===== Records supplied =====
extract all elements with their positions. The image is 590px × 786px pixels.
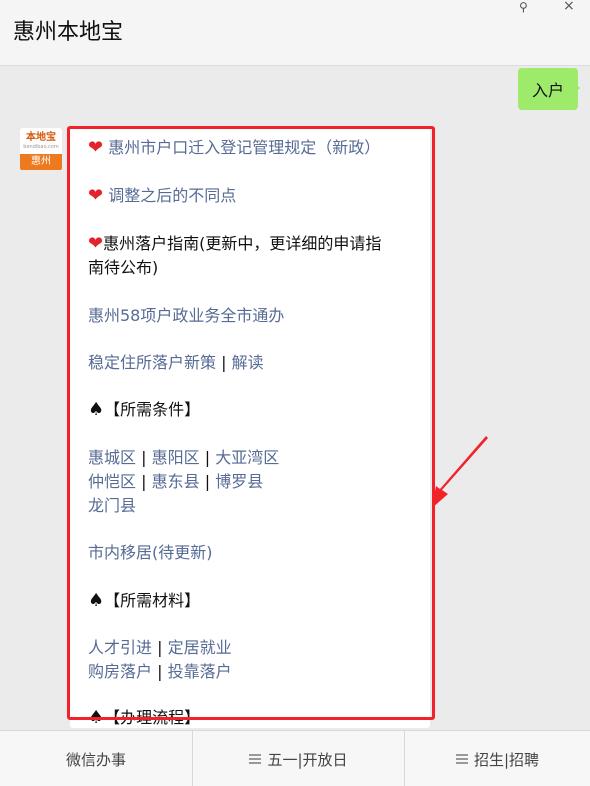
avatar-domain-text: bendibao.com [23, 144, 59, 150]
list-item: ❤惠州落户指南(更新中，更详细的申请指 南待公布) [88, 232, 423, 280]
link-interpretation[interactable]: 解读 [232, 353, 264, 372]
link-differences[interactable]: 调整之后的不同点 [108, 186, 236, 205]
spade-icon: ♠ [88, 707, 105, 728]
district-row: 龙门县 [88, 494, 136, 518]
tab-label: 微信办事 [65, 750, 126, 769]
page-title: 惠州本地宝 [13, 20, 124, 45]
heading-process: 【办理流程】 [104, 708, 201, 727]
list-item: 惠州58项户政业务全市通办 [88, 304, 284, 328]
link-move-within-city[interactable]: 市内移居(待更新) [88, 543, 213, 562]
user-message-bubble: 入户 [518, 68, 580, 110]
red-arrow-icon [432, 436, 488, 508]
tab-label: 招生|招聘 [473, 750, 540, 769]
separator: | [141, 448, 147, 467]
separator: | [204, 448, 211, 467]
menu-icon [455, 754, 468, 764]
bottom-menu-bar: 微信办事 五一|开放日 招生|招聘 [0, 730, 590, 786]
close-icon[interactable]: × [563, 0, 575, 14]
separator: | [141, 472, 147, 491]
tab-label: 五一|开放日 [267, 750, 348, 769]
chat-header: 惠州本地宝 ⚲ × [0, 0, 590, 66]
avatar-logo-text: 本地宝 [26, 132, 56, 143]
tab-wechat-services[interactable]: 微信办事 [0, 731, 192, 786]
materials-row: 购房落户 | 投靠落户 [88, 660, 232, 684]
tab-may-day[interactable]: 五一|开放日 [193, 731, 404, 786]
separator: | [221, 353, 227, 372]
link-district[interactable]: 大亚湾区 [215, 448, 279, 467]
spade-icon: ♠ [88, 399, 105, 420]
link-district[interactable]: 仲恺区 [88, 472, 136, 491]
menu-icon [249, 754, 262, 764]
separator: | [157, 662, 163, 681]
section-heading: ♠【所需条件】 [88, 398, 200, 422]
avatar-city-text: 惠州 [31, 156, 51, 167]
link-material[interactable]: 投靠落户 [168, 662, 232, 681]
link-stable-residence[interactable]: 稳定住所落户新策 [88, 353, 216, 372]
section-heading: ♠【所需材料】 [88, 589, 200, 613]
heart-icon: ❤ [88, 185, 104, 206]
separator: | [204, 472, 211, 491]
guide-text-line1: 惠州落户指南(更新中，更详细的申请指 [103, 234, 382, 253]
spade-icon: ♠ [88, 590, 105, 611]
tab-recruitment[interactable]: 招生|招聘 [405, 731, 590, 786]
list-item: ❤ 惠州市户口迁入登记管理规定（新政） [88, 136, 380, 160]
link-district[interactable]: 龙门县 [88, 496, 136, 515]
link-material[interactable]: 定居就业 [168, 638, 232, 657]
link-58-services[interactable]: 惠州58项户政业务全市通办 [88, 306, 284, 325]
link-material[interactable]: 购房落户 [88, 662, 152, 681]
heart-icon: ❤ [88, 233, 104, 254]
heading-conditions: 【所需条件】 [104, 400, 201, 419]
separator: | [157, 638, 163, 657]
materials-row: 人才引进 | 定居就业 [88, 636, 232, 660]
guide-text-line2: 南待公布) [88, 258, 159, 277]
link-district[interactable]: 博罗县 [215, 472, 263, 491]
list-item: 稳定住所落户新策 | 解读 [88, 351, 264, 375]
avatar[interactable]: 本地宝 bendibao.com 惠州 [20, 128, 62, 170]
heart-icon: ❤ [88, 137, 104, 158]
district-row: 仲恺区 | 惠东县 | 博罗县 [88, 470, 263, 494]
bot-message-bubble: ❤ 惠州市户口迁入登记管理规定（新政） ❤ 调整之后的不同点 ❤惠州落户指南(更… [70, 128, 430, 728]
list-item: 市内移居(待更新) [88, 541, 213, 565]
district-row: 惠城区 | 惠阳区 | 大亚湾区 [88, 446, 279, 470]
link-district[interactable]: 惠城区 [88, 448, 136, 467]
link-district[interactable]: 惠阳区 [152, 448, 200, 467]
pin-icon[interactable]: ⚲ [519, 0, 528, 14]
link-material[interactable]: 人才引进 [88, 638, 152, 657]
list-item: ❤ 调整之后的不同点 [88, 184, 236, 208]
section-heading: ♠【办理流程】 [88, 706, 200, 728]
heading-materials: 【所需材料】 [104, 591, 201, 610]
link-district[interactable]: 惠东县 [152, 472, 200, 491]
link-registration-rules[interactable]: 惠州市户口迁入登记管理规定（新政） [108, 138, 380, 157]
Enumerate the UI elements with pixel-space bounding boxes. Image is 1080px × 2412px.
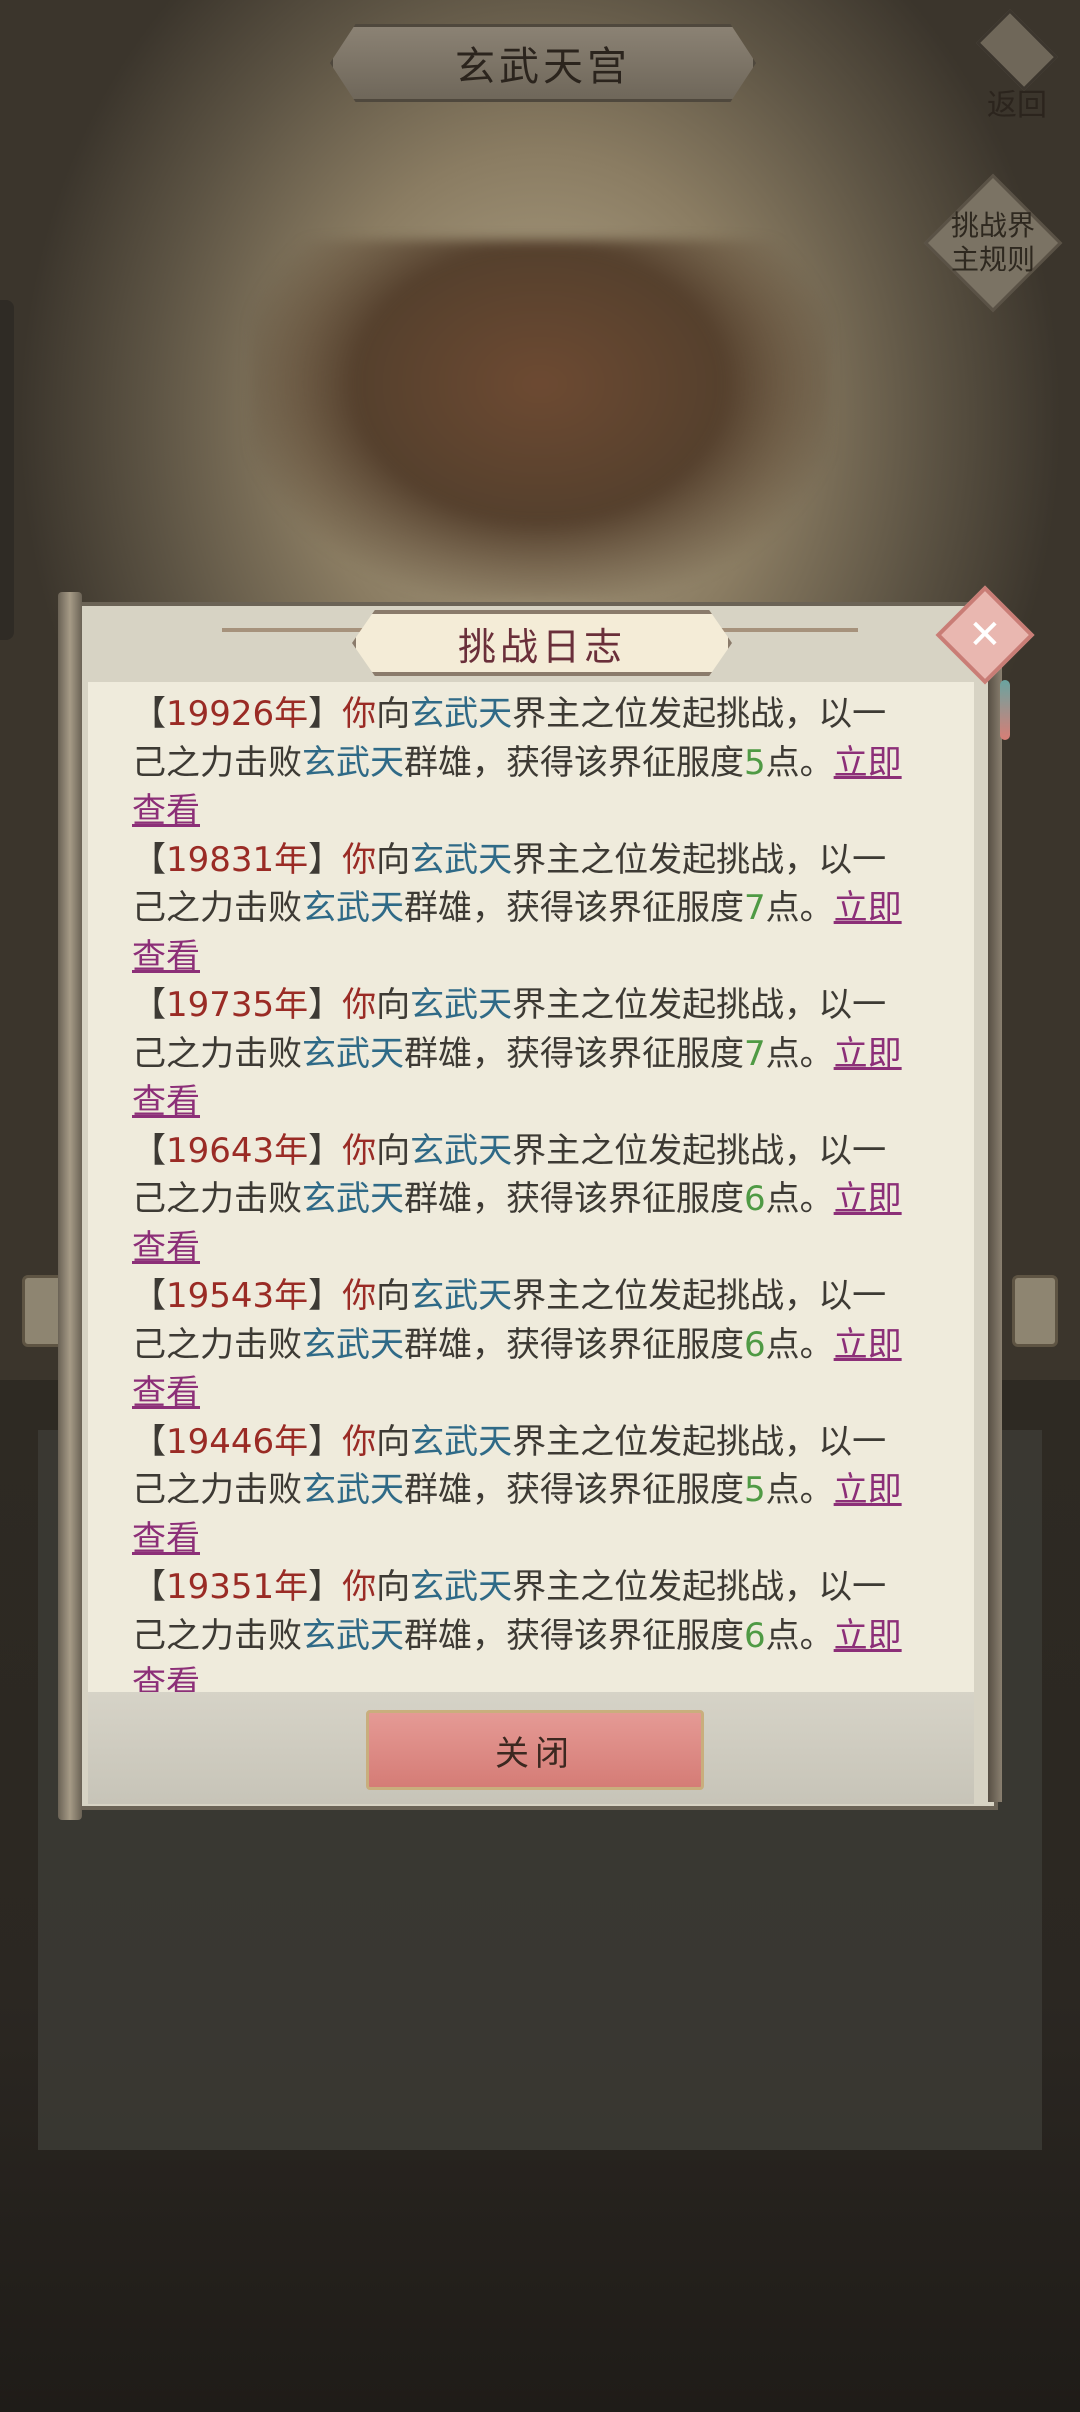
entry-text: 群雄，获得该界征服度: [404, 1033, 744, 1074]
tassel-icon: [1000, 680, 1010, 740]
right-scroll-end: [1012, 1275, 1058, 1347]
entry-you: 你: [342, 1421, 377, 1462]
entry-points: 5: [744, 742, 766, 783]
entry-text: 点。: [765, 1470, 834, 1510]
left-side-tab: [0, 300, 14, 640]
entry-text: 点。: [765, 742, 834, 783]
entry-points: 6: [744, 1615, 766, 1656]
entry-text: 群雄，获得该界征服度: [404, 1179, 744, 1219]
entry-year: 19351年: [166, 1567, 309, 1607]
bracket-close: 】: [308, 1567, 343, 1607]
back-arrow-icon: [975, 8, 1059, 92]
log-entry: 【19926年】你向玄武天界主之位发起挑战，以一己之力击败玄武天群雄，获得该界征…: [132, 690, 910, 836]
entry-points: 7: [744, 1033, 766, 1074]
entry-text: 群雄，获得该界征服度: [404, 888, 744, 928]
bracket-open: 【: [132, 1421, 166, 1462]
bracket-close: 】: [308, 694, 343, 734]
entry-you: 你: [342, 1567, 377, 1607]
entry-text: 点。: [765, 1324, 834, 1365]
entry-text: 群雄，获得该界征服度: [404, 1615, 744, 1656]
entry-text: 向: [376, 1421, 411, 1462]
bracket-close: 】: [308, 839, 343, 880]
bracket-open: 【: [132, 985, 166, 1025]
entry-text: 点。: [765, 1615, 834, 1656]
close-button-label: 关闭: [495, 1733, 575, 1774]
entry-realm: 玄武天: [410, 1567, 513, 1607]
entry-you: 你: [342, 694, 377, 734]
entry-you: 你: [342, 1276, 377, 1316]
entry-year: 19446年: [166, 1421, 309, 1462]
entry-realm: 玄武天: [302, 888, 404, 928]
page-title-plaque: 玄武天宫: [330, 24, 756, 102]
bracket-close: 】: [308, 1421, 343, 1462]
entry-text: 向: [376, 1567, 411, 1607]
bracket-open: 【: [132, 1276, 166, 1316]
entry-text: 群雄，获得该界征服度: [404, 1470, 744, 1510]
entry-year: 19831年: [166, 839, 309, 880]
entry-points: 5: [744, 1470, 766, 1510]
entry-realm: 玄武天: [410, 839, 513, 880]
entry-realm: 玄武天: [302, 1615, 404, 1656]
log-entry: 【19643年】你向玄武天界主之位发起挑战，以一己之力击败玄武天群雄，获得该界征…: [132, 1127, 910, 1273]
bracket-open: 【: [132, 839, 166, 880]
log-entry: 【19543年】你向玄武天界主之位发起挑战，以一己之力击败玄武天群雄，获得该界征…: [132, 1272, 910, 1418]
bracket-close: 】: [308, 985, 343, 1025]
close-button[interactable]: 关闭: [366, 1710, 704, 1790]
entry-realm: 玄武天: [302, 1470, 404, 1510]
entry-realm: 玄武天: [410, 1130, 513, 1171]
bracket-open: 【: [132, 694, 166, 734]
log-list: 【19926年】你向玄武天界主之位发起挑战，以一己之力击败玄武天群雄，获得该界征…: [88, 682, 974, 1692]
entry-points: 6: [744, 1179, 766, 1219]
entry-text: 点。: [765, 888, 834, 928]
back-label: 返回: [987, 88, 1047, 123]
scroll-rod-left: [58, 592, 82, 1820]
bracket-close: 】: [308, 1276, 343, 1316]
log-entry: 【19831年】你向玄武天界主之位发起挑战，以一己之力击败玄武天群雄，获得该界征…: [132, 836, 910, 982]
page-title: 玄武天宫: [455, 44, 631, 90]
entry-text: 向: [376, 985, 411, 1025]
dialog-title-plaque: 挑战日志: [352, 610, 732, 676]
entry-year: 19735年: [166, 985, 309, 1025]
entry-realm: 玄武天: [410, 1276, 513, 1316]
entry-text: 群雄，获得该界征服度: [404, 742, 744, 783]
entry-realm: 玄武天: [302, 1324, 404, 1365]
entry-realm: 玄武天: [410, 1421, 513, 1462]
entry-text: 点。: [765, 1179, 834, 1219]
entry-realm: 玄武天: [410, 694, 513, 734]
bracket-open: 【: [132, 1567, 166, 1607]
entry-text: 点。: [765, 1033, 834, 1074]
back-button[interactable]: 返回: [972, 8, 1062, 124]
rules-button[interactable]: 挑战界主规则: [923, 173, 1063, 313]
log-entry: 【19351年】你向玄武天界主之位发起挑战，以一己之力击败玄武天群雄，获得该界征…: [132, 1563, 910, 1692]
log-entry: 【19446年】你向玄武天界主之位发起挑战，以一己之力击败玄武天群雄，获得该界征…: [132, 1418, 910, 1564]
entry-text: 向: [376, 839, 411, 880]
entry-year: 19543年: [166, 1276, 309, 1316]
dialog-title: 挑战日志: [457, 624, 626, 669]
log-scroll-area[interactable]: 【19926年】你向玄武天界主之位发起挑战，以一己之力击败玄武天群雄，获得该界征…: [88, 682, 974, 1692]
bracket-open: 【: [132, 1130, 166, 1171]
entry-you: 你: [342, 839, 377, 880]
entry-text: 向: [376, 694, 411, 734]
palace-illustration: [250, 240, 830, 600]
entry-text: 向: [376, 1130, 411, 1171]
entry-realm: 玄武天: [302, 1179, 404, 1219]
scroll-rod-right: [988, 612, 1002, 1802]
entry-realm: 玄武天: [410, 985, 513, 1025]
entry-year: 19643年: [166, 1130, 309, 1171]
entry-realm: 玄武天: [302, 1033, 404, 1074]
entry-year: 19926年: [166, 694, 309, 734]
entry-points: 6: [744, 1324, 766, 1365]
entry-you: 你: [342, 985, 377, 1025]
bracket-close: 】: [308, 1130, 343, 1171]
entry-text: 向: [376, 1276, 411, 1316]
entry-points: 7: [744, 888, 766, 928]
rules-label: 挑战界主规则: [950, 209, 1035, 276]
entry-realm: 玄武天: [302, 742, 404, 783]
log-entry: 【19735年】你向玄武天界主之位发起挑战，以一己之力击败玄武天群雄，获得该界征…: [132, 981, 910, 1127]
entry-text: 群雄，获得该界征服度: [404, 1324, 744, 1365]
challenge-log-dialog: 挑战日志 ✕ 【19926年】你向玄武天界主之位发起挑战，以一己之力击败玄武天群…: [58, 585, 1035, 1820]
entry-you: 你: [342, 1130, 377, 1171]
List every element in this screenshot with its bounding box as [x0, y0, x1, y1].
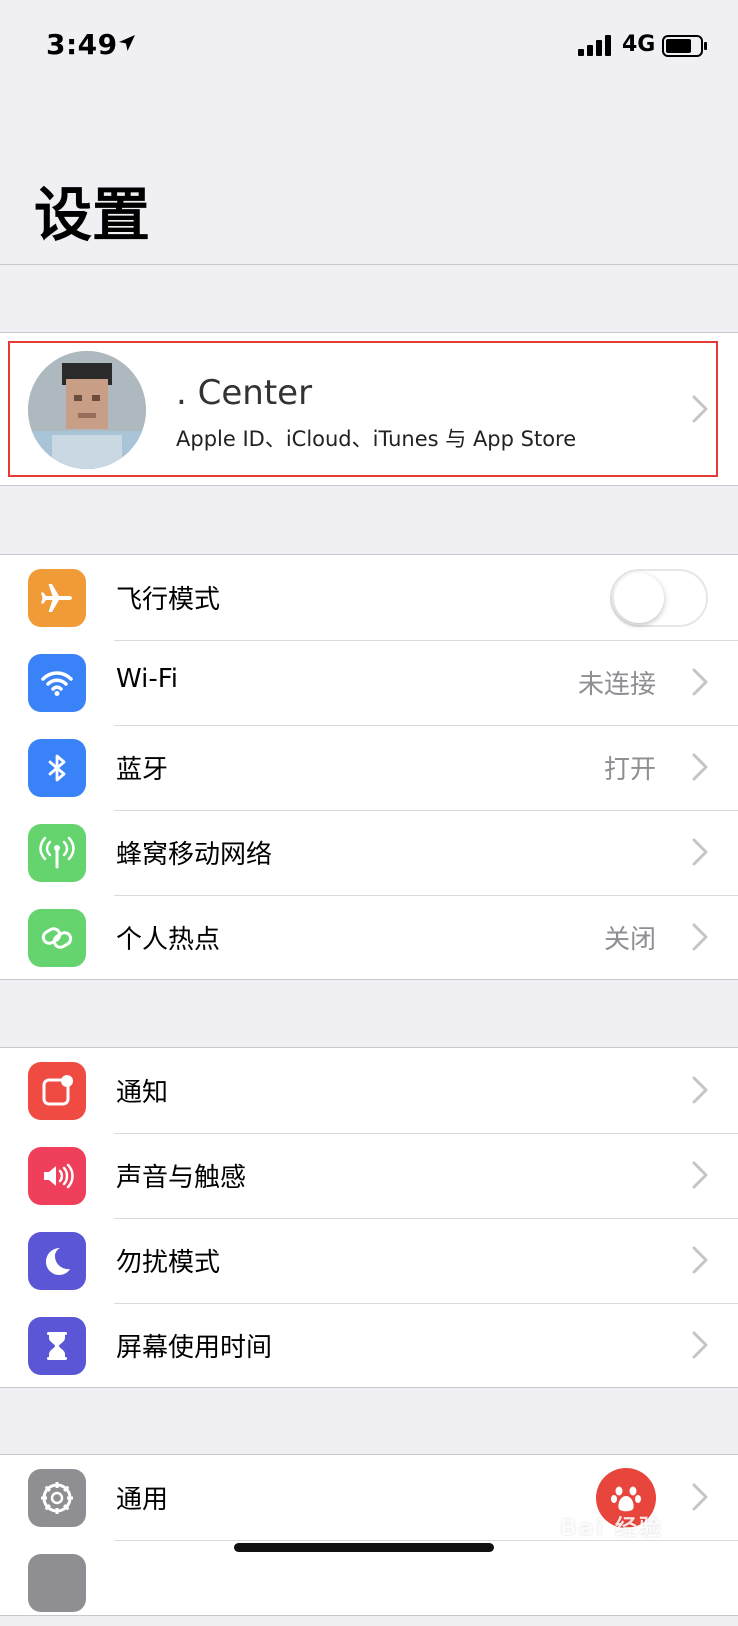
hourglass-icon	[28, 1317, 86, 1375]
status-bar: 3:49 4G	[0, 0, 738, 90]
home-indicator[interactable]	[234, 1543, 494, 1552]
row-label: 屏幕使用时间	[116, 1333, 273, 1363]
row-label: 通知	[116, 1078, 169, 1108]
apple-id-profile-row[interactable]: . Center Apple ID、iCloud、iTunes 与 App St…	[0, 333, 738, 485]
location-arrow-icon	[119, 35, 135, 51]
profile-group: . Center Apple ID、iCloud、iTunes 与 App St…	[0, 332, 738, 486]
sounds-row[interactable]: 声音与触感	[0, 1133, 738, 1219]
notifications-group: 通知 声音与触感 勿扰模式 屏幕使用时间	[0, 1047, 738, 1388]
row-label: Wi-Fi	[116, 664, 179, 694]
chevron-right-icon	[692, 1483, 708, 1511]
chevron-right-icon	[692, 668, 708, 696]
airplane-mode-row: 飞行模式	[0, 555, 738, 641]
row-label: 蓝牙	[116, 755, 169, 785]
row-value: 未连接	[577, 670, 656, 700]
title-divider	[0, 264, 738, 265]
bluetooth-row[interactable]: 蓝牙 打开	[0, 725, 738, 811]
chevron-right-icon	[692, 1331, 708, 1359]
status-time: 3:49	[46, 28, 118, 61]
next-row-partial[interactable]	[0, 1540, 738, 1626]
wifi-icon	[28, 654, 86, 712]
chevron-right-icon	[692, 1246, 708, 1274]
chevron-right-icon	[692, 753, 708, 781]
row-label: 勿扰模式	[116, 1248, 221, 1278]
screen-time-row[interactable]: 屏幕使用时间	[0, 1303, 738, 1389]
row-label: 飞行模式	[116, 585, 221, 615]
chevron-right-icon	[692, 1076, 708, 1104]
highlight-frame	[8, 341, 718, 477]
bluetooth-icon	[28, 739, 86, 797]
hotspot-row[interactable]: 个人热点 关闭	[0, 895, 738, 981]
battery-icon	[662, 35, 707, 57]
connectivity-group: 飞行模式 Wi-Fi 未连接 蓝牙 打开 蜂窝移动网络 个人热点 关闭	[0, 554, 738, 980]
toggle-knob	[614, 573, 664, 623]
notifications-row[interactable]: 通知	[0, 1048, 738, 1134]
row-label: 蜂窝移动网络	[116, 840, 273, 870]
hotspot-icon	[28, 909, 86, 967]
row-value: 打开	[603, 755, 656, 785]
chevron-right-icon	[692, 923, 708, 951]
do-not-disturb-row[interactable]: 勿扰模式	[0, 1218, 738, 1304]
wifi-row[interactable]: Wi-Fi 未连接	[0, 640, 738, 726]
signal-bars-icon	[578, 35, 611, 56]
row-label: 个人热点	[116, 925, 221, 955]
notification-icon	[28, 1062, 86, 1120]
row-label: 通用	[116, 1485, 169, 1515]
sound-icon	[28, 1147, 86, 1205]
chevron-right-icon	[692, 1161, 708, 1189]
network-type: 4G	[622, 32, 656, 57]
watermark-text: Bai 经验	[560, 1516, 663, 1541]
moon-icon	[28, 1232, 86, 1290]
gear-icon	[28, 1469, 86, 1527]
row-label: 声音与触感	[116, 1163, 247, 1193]
control-center-icon	[28, 1554, 86, 1612]
cellular-row[interactable]: 蜂窝移动网络	[0, 810, 738, 896]
row-value: 关闭	[603, 925, 656, 955]
cellular-icon	[28, 824, 86, 882]
chevron-right-icon	[692, 838, 708, 866]
page-title: 设置	[34, 181, 151, 249]
airplane-icon	[28, 569, 86, 627]
airplane-mode-toggle[interactable]	[610, 569, 708, 627]
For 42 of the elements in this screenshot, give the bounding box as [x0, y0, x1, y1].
=====
Exercise objective: Lay out the lines of the listing from the one containing "avatar-domain-text: bendibao.com [23, 144, 59, 150]" through the one containing "separator: | [221, 353, 227, 372]", both included, as a JSON list of strings with one string per line and blank lines omitted.

Written reply:
[
  "avatar-domain-text: bendibao.com [23, 144, 59, 150]",
  "list-item: ❤惠州落户指南(更新中，更详细的申请指 南待公布) [88, 232, 423, 280]",
  "link-interpretation[interactable]: 解读 [232, 353, 264, 372]",
  "link-differences[interactable]: 调整之后的不同点 [108, 186, 236, 205]",
  "spade-icon: ♠ [88, 707, 105, 728]",
  "district-row: 龙门县 [88, 494, 136, 518]",
  "tab-label: 微信办事 [65, 750, 126, 769]",
  "page-title: 惠州本地宝 [13, 20, 124, 45]",
  "heading-process: 【办理流程】 [104, 708, 201, 727]",
  "list-item: 惠州58项户政业务全市通办 [88, 304, 284, 328]",
  "link-move-within-city[interactable]: 市内移居(待更新) [88, 543, 213, 562]",
  "user-message-bubble: 入户 [518, 68, 580, 110]",
  "red-arrow-icon [432, 436, 488, 508]",
  "tab-label: 招生|招聘 [473, 750, 540, 769]",
  "separator: | [141, 448, 147, 467]",
  "separator: | [204, 448, 211, 467]",
  "menu-icon [455, 754, 468, 764]",
  "bottom-menu-bar: 微信办事 五一|开放日 招生|招聘 [0, 730, 590, 786]",
  "close-icon[interactable]: × [563, 0, 575, 14]",
  "separator: | [141, 472, 147, 491]",
  "tab-label: 五一|开放日 [267, 750, 348, 769]",
  "chat-header: 惠州本地宝 ⚲ × [0, 0, 590, 66]",
  "avatar-logo-text: 本地宝 [26, 132, 56, 143]",
  "tab-wechat-services[interactable]: 微信办事 [0, 731, 192, 786]",
  "materials-row: 购房落户 | 投靠落户 [88, 660, 232, 684]",
  "tab-may-day[interactable]: 五一|开放日 [193, 731, 404, 786]",
  "separator: | [221, 353, 227, 372]"
]